-------- STORED ROWS

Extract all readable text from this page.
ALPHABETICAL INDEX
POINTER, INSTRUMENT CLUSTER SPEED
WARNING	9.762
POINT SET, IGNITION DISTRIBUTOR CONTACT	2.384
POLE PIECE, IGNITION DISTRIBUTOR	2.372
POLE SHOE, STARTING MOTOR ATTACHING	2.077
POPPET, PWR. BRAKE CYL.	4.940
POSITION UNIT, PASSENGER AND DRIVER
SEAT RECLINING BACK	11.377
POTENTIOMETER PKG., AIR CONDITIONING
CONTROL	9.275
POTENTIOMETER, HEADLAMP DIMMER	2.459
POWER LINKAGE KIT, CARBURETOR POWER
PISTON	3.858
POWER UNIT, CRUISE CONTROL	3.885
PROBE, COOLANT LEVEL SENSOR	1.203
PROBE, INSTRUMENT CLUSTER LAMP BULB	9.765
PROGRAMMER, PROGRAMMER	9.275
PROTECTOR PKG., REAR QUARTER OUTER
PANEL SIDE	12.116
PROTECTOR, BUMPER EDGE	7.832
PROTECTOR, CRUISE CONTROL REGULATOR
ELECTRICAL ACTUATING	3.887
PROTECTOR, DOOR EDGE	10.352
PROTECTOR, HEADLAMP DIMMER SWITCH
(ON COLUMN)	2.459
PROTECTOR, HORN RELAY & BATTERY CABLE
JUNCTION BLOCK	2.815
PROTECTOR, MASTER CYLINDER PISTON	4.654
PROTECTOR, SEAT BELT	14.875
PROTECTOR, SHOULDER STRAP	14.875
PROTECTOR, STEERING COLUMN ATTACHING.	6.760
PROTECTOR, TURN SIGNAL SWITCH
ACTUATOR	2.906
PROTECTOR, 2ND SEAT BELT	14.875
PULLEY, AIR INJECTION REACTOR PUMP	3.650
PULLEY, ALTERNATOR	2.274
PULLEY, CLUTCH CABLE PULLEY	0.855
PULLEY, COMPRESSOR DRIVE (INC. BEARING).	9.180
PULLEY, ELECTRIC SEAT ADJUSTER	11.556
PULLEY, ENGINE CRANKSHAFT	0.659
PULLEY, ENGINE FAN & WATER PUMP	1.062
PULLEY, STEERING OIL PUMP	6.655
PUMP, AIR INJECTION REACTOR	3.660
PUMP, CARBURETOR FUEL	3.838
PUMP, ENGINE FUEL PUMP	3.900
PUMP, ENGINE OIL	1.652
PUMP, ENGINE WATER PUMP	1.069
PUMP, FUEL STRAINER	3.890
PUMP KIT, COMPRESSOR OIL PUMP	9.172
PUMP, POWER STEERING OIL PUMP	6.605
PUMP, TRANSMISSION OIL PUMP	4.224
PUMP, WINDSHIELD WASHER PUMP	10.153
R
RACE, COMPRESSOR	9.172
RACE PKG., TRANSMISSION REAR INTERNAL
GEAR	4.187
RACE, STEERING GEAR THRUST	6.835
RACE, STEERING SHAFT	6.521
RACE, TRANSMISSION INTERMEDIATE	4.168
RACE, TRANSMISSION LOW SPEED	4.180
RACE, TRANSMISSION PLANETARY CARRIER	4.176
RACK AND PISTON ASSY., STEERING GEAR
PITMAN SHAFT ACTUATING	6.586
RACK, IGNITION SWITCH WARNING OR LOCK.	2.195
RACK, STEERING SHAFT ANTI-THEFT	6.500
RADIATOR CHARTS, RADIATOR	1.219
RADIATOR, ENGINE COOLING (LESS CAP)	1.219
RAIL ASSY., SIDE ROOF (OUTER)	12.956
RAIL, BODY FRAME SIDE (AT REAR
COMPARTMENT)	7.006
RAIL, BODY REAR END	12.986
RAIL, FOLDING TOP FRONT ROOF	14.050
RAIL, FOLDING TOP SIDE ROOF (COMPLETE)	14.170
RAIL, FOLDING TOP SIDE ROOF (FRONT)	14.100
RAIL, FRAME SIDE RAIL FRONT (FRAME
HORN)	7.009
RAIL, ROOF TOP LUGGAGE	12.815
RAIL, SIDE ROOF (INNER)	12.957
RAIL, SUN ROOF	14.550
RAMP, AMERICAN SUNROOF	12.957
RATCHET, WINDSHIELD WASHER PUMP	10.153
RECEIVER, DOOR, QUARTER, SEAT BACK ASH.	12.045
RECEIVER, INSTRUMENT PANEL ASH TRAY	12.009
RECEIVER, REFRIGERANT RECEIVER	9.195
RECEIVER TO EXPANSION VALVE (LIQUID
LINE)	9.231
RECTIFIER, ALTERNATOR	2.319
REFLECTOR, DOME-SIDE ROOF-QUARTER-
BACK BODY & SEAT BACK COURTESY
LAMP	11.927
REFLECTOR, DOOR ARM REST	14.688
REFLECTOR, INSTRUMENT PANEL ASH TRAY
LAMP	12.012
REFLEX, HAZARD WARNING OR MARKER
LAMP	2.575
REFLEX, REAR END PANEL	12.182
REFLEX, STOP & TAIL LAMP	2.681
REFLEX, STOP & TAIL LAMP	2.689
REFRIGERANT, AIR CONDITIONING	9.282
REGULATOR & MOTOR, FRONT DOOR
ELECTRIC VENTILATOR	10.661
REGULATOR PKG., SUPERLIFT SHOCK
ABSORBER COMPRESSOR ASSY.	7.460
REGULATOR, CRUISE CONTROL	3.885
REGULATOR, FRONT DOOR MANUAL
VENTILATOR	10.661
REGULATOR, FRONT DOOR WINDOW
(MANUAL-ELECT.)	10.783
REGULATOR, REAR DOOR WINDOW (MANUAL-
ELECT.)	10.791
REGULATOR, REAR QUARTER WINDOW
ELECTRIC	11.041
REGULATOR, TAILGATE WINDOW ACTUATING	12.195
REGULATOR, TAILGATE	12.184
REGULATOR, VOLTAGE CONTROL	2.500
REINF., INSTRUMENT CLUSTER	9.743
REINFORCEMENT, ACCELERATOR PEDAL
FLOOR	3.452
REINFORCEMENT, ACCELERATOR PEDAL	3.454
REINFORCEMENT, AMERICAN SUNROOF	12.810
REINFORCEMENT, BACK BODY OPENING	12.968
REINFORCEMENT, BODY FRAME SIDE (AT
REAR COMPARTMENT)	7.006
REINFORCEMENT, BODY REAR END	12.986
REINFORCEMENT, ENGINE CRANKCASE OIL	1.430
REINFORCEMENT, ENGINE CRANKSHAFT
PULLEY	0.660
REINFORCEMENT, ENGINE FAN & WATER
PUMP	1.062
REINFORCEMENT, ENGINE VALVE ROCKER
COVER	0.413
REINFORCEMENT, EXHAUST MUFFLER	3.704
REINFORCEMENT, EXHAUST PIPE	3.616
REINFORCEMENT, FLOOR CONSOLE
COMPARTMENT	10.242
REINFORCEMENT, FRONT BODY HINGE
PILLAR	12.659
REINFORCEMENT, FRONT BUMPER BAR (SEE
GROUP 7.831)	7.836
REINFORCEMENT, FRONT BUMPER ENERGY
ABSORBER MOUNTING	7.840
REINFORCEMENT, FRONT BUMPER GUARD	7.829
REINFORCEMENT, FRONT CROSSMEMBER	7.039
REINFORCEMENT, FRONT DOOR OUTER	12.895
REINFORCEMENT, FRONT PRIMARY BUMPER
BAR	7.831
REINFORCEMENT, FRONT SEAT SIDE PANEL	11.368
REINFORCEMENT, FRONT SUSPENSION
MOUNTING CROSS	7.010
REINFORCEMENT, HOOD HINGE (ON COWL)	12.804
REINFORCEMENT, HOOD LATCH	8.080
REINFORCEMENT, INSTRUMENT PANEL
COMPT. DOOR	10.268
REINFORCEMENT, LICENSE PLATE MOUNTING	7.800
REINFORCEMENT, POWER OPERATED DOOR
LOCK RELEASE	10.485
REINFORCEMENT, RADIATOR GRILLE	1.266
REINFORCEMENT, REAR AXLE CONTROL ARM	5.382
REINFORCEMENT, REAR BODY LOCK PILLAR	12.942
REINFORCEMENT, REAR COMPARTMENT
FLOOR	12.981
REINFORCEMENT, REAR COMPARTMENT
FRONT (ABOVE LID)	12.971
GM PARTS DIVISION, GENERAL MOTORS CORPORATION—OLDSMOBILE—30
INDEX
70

----------------

◆ REQUIREMENT:
Gather up the lines containing the word "COLUMN" from these records and copy them.

◆ EXERCISE OUTPUT:
(ON COLUMN)	2.459
PROTECTOR, STEERING COLUMN ATTACHING.	6.760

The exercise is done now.